### Exercise directions
In the records below, the line that contains "OCR this image." marks the start. Copy it and each line after it through the end, exactly, without pictures.

BEGIN Record set

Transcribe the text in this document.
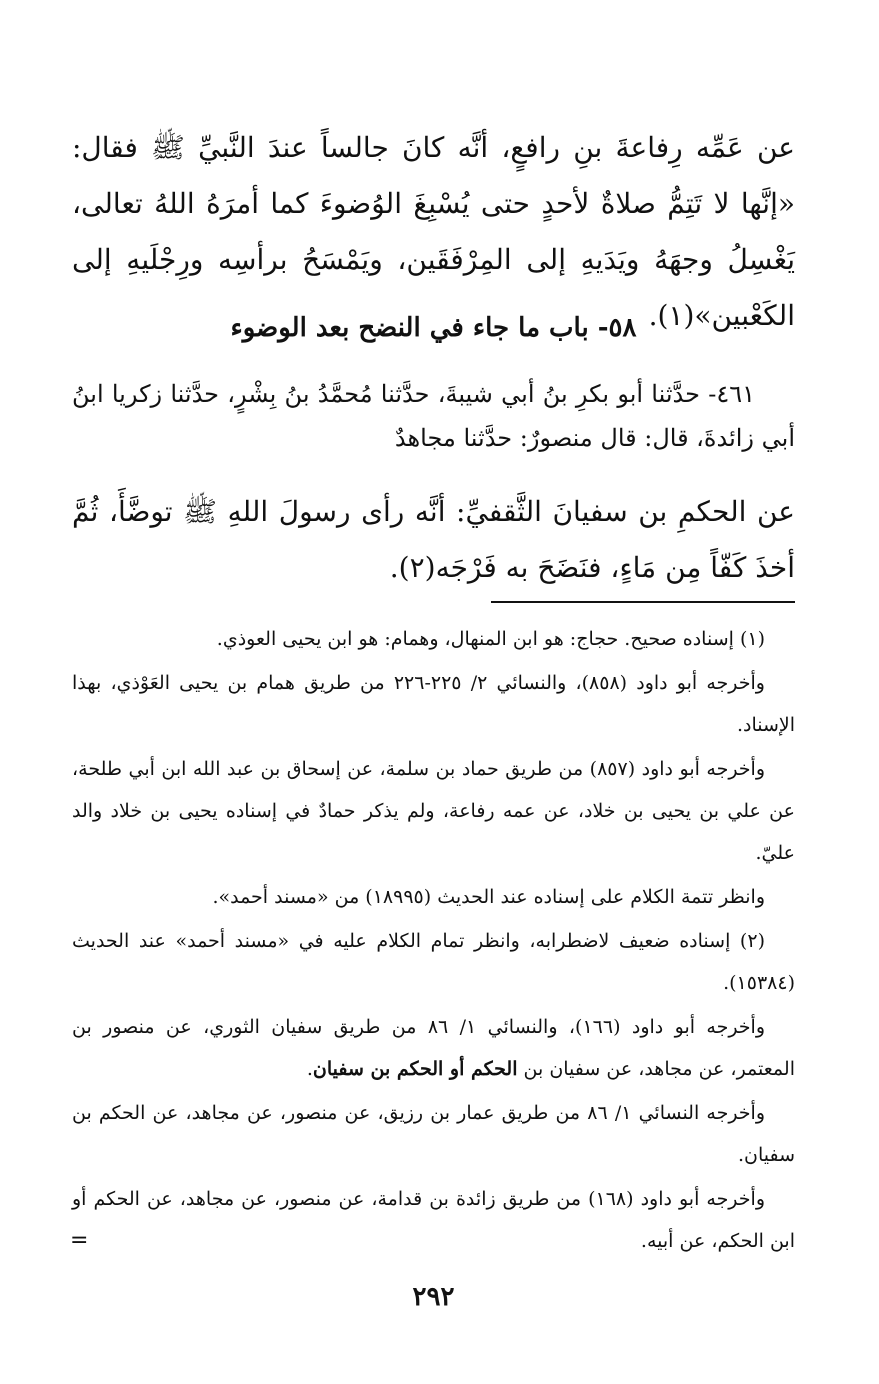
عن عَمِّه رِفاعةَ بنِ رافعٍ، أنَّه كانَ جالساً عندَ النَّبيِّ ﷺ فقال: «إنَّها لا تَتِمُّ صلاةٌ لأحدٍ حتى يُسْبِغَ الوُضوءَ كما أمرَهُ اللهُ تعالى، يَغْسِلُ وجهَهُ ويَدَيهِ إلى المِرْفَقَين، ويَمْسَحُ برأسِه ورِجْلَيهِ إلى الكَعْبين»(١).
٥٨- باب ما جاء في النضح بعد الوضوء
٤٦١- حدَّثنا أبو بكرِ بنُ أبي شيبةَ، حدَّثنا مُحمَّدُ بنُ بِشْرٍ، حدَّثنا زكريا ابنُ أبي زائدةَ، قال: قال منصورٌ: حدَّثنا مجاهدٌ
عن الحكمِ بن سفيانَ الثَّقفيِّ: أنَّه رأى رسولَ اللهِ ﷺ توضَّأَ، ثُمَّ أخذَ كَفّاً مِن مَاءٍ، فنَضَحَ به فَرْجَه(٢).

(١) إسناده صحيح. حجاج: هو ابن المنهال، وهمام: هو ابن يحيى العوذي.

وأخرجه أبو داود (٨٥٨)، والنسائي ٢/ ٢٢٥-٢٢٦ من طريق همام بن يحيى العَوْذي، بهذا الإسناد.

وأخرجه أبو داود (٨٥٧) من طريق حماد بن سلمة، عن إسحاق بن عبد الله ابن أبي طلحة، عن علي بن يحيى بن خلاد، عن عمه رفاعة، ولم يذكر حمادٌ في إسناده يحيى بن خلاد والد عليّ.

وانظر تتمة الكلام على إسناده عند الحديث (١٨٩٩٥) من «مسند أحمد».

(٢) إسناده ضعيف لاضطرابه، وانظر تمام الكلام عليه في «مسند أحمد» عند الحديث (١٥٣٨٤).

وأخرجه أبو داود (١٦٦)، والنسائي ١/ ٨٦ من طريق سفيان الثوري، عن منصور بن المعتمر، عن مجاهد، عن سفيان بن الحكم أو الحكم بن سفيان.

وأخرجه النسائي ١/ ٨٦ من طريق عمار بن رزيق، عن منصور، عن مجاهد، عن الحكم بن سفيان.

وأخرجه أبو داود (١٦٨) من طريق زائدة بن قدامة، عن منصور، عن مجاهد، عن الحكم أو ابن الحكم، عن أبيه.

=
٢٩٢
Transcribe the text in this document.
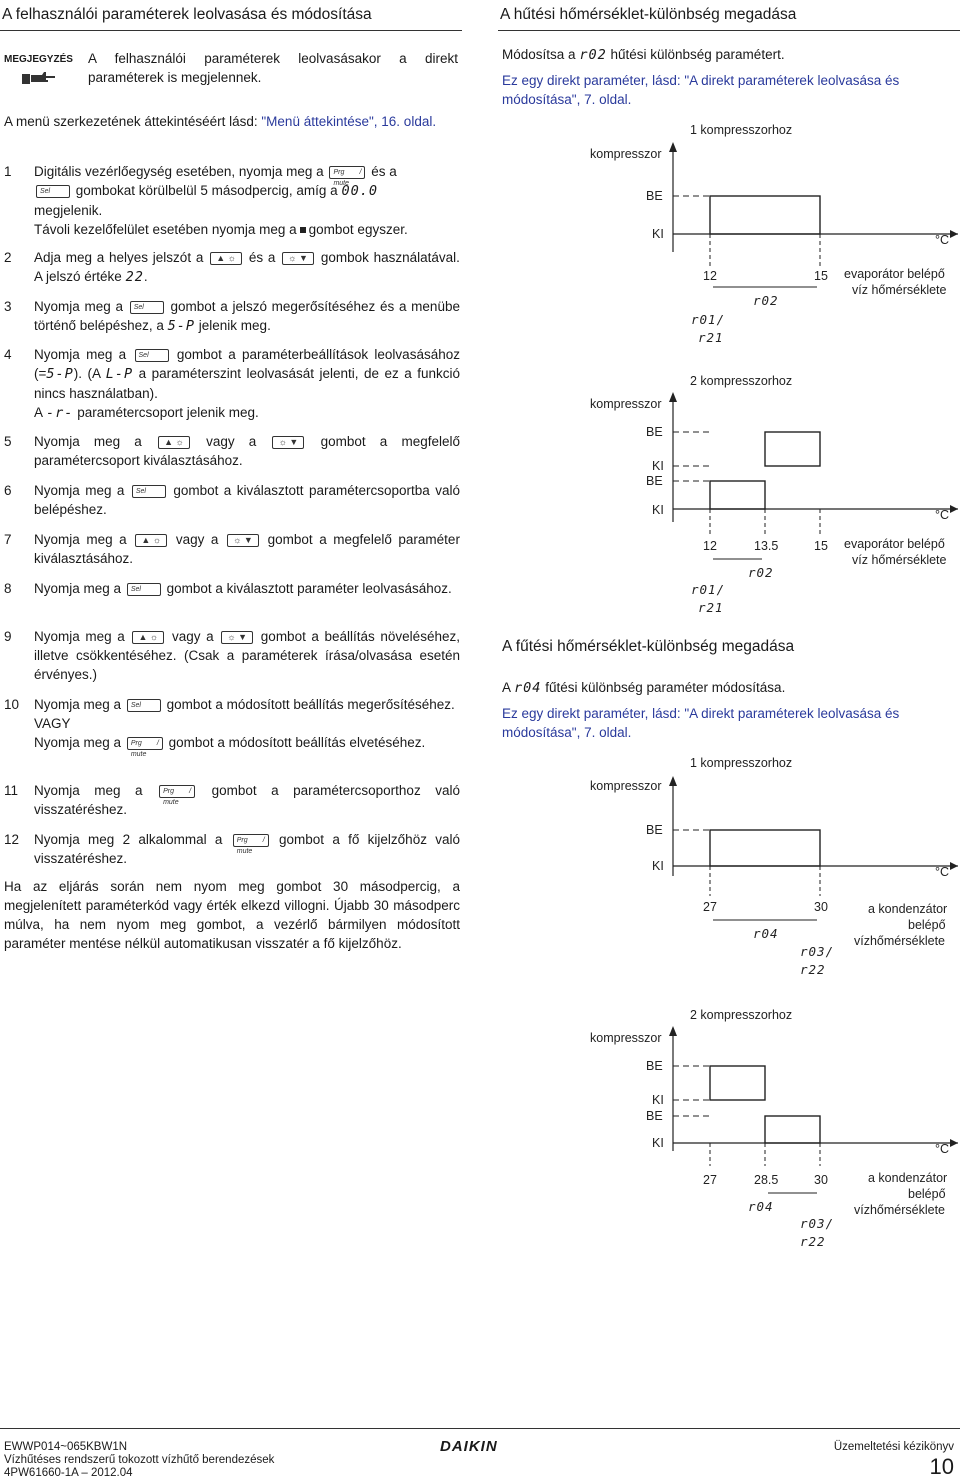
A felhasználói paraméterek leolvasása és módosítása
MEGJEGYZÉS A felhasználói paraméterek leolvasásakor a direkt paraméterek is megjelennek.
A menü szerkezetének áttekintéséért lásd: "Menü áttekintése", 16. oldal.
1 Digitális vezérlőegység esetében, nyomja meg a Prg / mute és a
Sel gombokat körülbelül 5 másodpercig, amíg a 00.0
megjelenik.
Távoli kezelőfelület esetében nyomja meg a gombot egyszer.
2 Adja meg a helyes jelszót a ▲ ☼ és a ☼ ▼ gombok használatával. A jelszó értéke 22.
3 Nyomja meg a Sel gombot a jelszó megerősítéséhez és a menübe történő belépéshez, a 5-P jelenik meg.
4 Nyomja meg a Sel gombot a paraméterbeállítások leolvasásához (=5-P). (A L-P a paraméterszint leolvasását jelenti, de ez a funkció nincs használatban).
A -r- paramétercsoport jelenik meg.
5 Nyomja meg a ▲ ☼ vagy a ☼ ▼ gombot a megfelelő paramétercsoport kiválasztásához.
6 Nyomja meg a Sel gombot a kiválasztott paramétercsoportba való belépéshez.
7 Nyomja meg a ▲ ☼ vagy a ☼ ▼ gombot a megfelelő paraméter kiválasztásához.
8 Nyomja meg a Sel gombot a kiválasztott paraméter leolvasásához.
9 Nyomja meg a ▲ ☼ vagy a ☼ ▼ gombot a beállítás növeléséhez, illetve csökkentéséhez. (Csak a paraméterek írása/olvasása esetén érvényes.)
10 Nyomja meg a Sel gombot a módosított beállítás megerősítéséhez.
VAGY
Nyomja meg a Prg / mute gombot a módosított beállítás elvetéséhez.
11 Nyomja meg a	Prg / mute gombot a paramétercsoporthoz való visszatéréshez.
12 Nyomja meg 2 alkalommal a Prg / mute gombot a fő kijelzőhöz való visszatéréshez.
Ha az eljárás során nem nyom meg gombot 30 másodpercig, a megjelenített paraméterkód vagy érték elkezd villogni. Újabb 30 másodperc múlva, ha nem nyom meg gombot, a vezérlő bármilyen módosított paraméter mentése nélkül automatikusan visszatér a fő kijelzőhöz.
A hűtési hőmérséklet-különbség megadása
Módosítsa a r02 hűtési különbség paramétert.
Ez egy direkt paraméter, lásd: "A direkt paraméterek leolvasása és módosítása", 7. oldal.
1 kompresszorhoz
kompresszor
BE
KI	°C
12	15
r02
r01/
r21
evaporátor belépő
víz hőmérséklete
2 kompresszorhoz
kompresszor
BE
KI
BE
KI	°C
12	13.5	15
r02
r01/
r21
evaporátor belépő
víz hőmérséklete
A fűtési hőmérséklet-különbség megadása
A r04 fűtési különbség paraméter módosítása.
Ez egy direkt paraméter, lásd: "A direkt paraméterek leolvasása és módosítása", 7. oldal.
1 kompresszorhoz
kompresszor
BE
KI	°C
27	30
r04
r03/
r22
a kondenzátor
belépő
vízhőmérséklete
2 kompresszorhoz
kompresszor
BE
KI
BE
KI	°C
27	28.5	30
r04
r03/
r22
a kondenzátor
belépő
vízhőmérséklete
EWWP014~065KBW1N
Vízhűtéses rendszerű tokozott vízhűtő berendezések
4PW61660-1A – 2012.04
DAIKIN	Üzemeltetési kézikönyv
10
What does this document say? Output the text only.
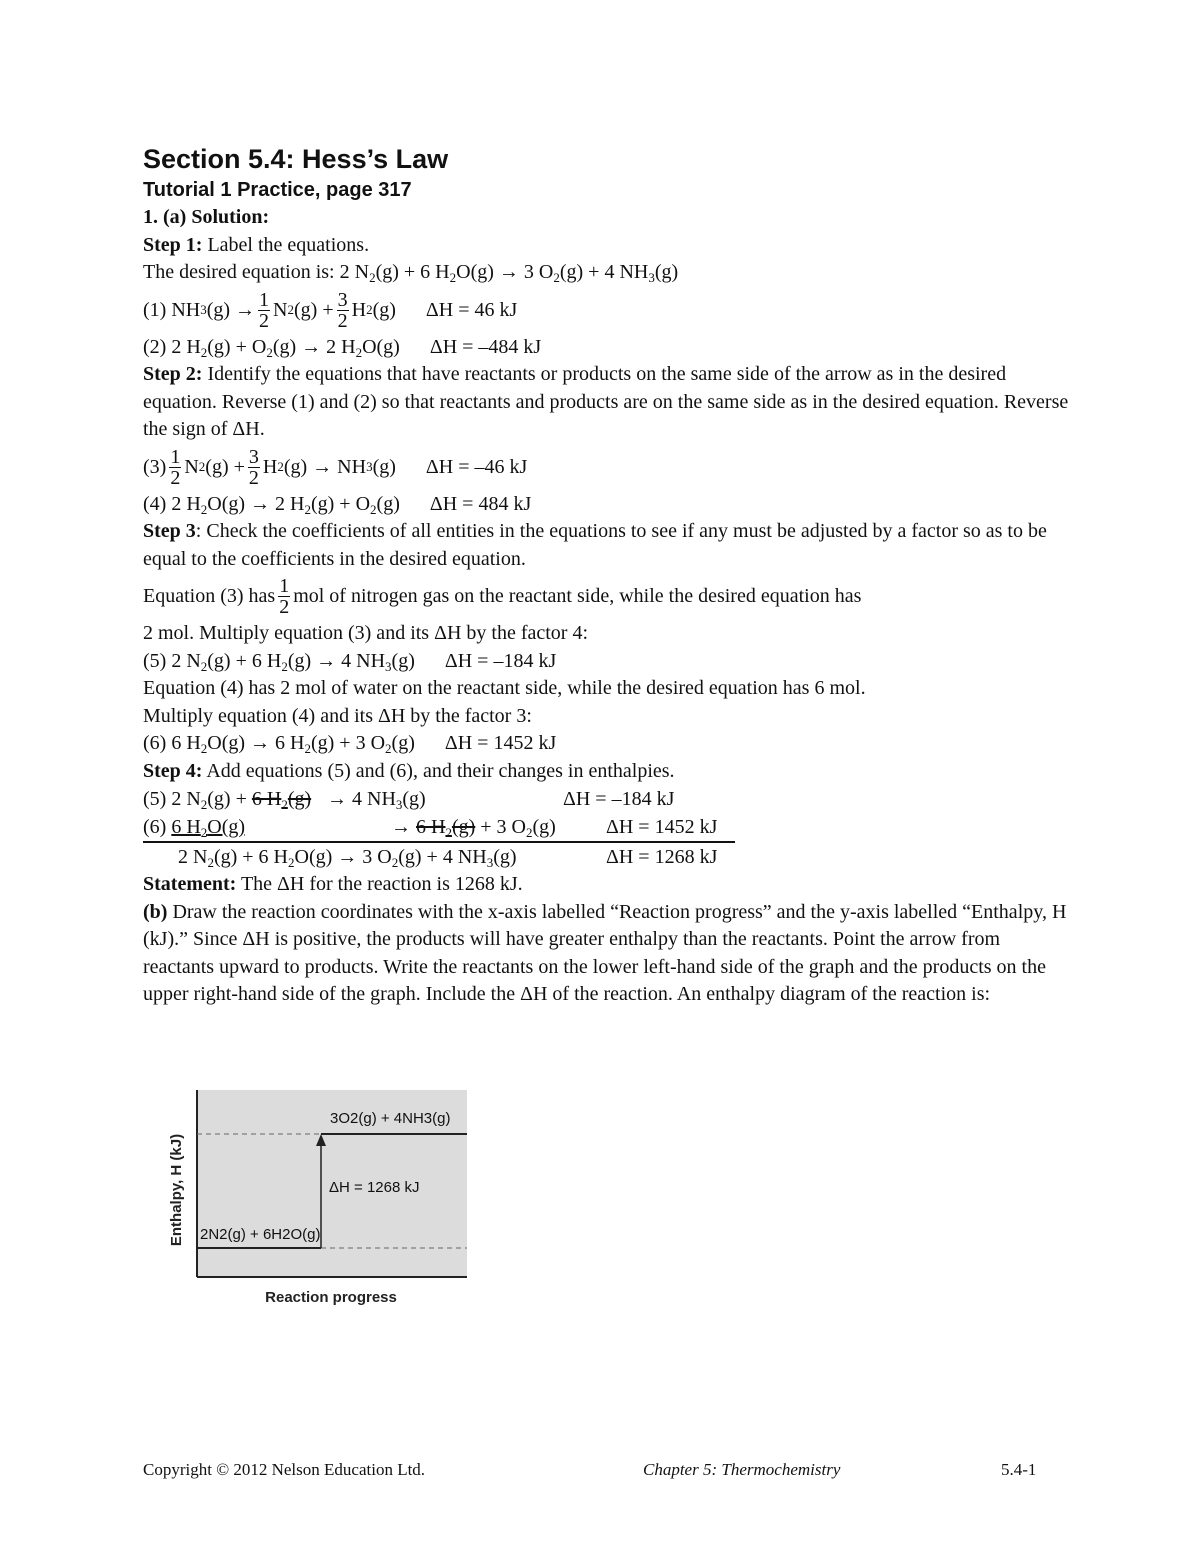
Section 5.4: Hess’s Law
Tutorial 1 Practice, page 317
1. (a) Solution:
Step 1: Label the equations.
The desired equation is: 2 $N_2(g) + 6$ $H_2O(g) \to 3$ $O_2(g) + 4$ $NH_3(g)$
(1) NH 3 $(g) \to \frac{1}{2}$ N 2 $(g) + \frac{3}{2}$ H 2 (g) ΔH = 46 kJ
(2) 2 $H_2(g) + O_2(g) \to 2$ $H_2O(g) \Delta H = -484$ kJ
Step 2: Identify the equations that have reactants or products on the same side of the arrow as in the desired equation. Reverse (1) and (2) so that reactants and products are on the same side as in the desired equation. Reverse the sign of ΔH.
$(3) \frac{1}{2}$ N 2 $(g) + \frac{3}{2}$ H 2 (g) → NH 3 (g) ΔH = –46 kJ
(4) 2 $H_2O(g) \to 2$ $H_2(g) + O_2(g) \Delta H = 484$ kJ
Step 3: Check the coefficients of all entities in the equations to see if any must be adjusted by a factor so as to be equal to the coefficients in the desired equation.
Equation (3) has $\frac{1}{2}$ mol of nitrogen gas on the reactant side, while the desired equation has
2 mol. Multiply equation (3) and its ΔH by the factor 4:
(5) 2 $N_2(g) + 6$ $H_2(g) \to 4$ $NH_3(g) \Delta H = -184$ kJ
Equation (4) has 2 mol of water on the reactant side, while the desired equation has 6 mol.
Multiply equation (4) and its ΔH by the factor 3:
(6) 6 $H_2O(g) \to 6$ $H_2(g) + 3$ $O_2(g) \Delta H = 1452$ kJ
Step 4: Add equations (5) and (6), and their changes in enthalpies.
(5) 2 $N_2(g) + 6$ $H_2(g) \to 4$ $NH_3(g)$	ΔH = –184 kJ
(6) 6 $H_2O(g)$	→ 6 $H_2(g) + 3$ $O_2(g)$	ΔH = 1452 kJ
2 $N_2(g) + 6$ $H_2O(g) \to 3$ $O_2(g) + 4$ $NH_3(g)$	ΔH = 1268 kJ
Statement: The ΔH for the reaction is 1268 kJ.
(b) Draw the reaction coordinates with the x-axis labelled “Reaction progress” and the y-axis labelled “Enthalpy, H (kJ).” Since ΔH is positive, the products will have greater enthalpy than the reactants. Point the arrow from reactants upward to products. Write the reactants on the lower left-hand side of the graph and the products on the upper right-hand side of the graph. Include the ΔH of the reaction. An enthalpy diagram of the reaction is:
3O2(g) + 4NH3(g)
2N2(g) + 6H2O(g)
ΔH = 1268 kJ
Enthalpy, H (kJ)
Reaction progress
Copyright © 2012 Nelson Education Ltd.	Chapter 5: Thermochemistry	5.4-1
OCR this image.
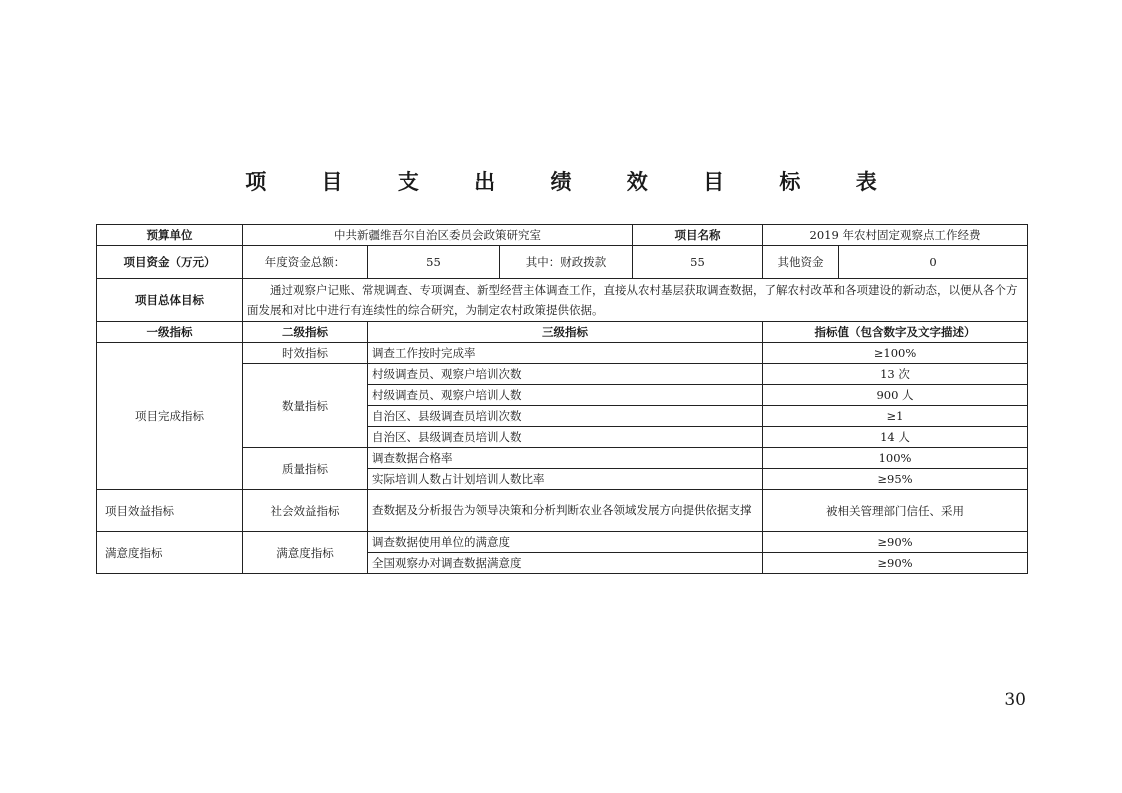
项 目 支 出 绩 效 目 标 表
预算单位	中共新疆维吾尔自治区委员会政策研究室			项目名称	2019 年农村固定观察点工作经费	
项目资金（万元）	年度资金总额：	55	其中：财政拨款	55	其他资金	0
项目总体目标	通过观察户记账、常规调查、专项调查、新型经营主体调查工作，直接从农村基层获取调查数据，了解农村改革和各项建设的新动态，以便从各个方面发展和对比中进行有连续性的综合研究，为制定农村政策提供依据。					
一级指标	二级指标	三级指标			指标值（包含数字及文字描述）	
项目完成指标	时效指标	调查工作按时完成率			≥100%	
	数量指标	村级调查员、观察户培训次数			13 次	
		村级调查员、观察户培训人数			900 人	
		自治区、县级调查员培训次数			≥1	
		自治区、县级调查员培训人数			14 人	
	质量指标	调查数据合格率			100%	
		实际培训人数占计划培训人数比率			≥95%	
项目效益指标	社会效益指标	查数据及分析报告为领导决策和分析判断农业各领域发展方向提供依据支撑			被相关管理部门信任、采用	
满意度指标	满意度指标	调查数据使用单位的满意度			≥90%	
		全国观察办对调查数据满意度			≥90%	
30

END Record set

### Result of this exercise
OCR this image.
项 目 支 出 绩 效 目 标 表
预算单位	中共新疆维吾尔自治区委员会政策研究室			项目名称	2019 年农村固定观察点工作经费	
项目资金（万元）	年度资金总额：	55	其中：财政拨款	55	其他资金	0
项目总体目标	通过观察户记账、常规调查、专项调查、新型经营主体调查工作，直接从农村基层获取调查数据，了解农村改革和各项建设的新动态，以便从各个方面发展和对比中进行有连续性的综合研究，为制定农村政策提供依据。					
一级指标	二级指标	三级指标			指标值（包含数字及文字描述）	
项目完成指标	时效指标	调查工作按时完成率			≥100%	
	数量指标	村级调查员、观察户培训次数			13 次	
		村级调查员、观察户培训人数			900 人	
		自治区、县级调查员培训次数			≥1	
		自治区、县级调查员培训人数			14 人	
	质量指标	调查数据合格率			100%	
		实际培训人数占计划培训人数比率			≥95%	
项目效益指标	社会效益指标	查数据及分析报告为领导决策和分析判断农业各领域发展方向提供依据支撑			被相关管理部门信任、采用	
满意度指标	满意度指标	调查数据使用单位的满意度			≥90%	
		全国观察办对调查数据满意度			≥90%	
30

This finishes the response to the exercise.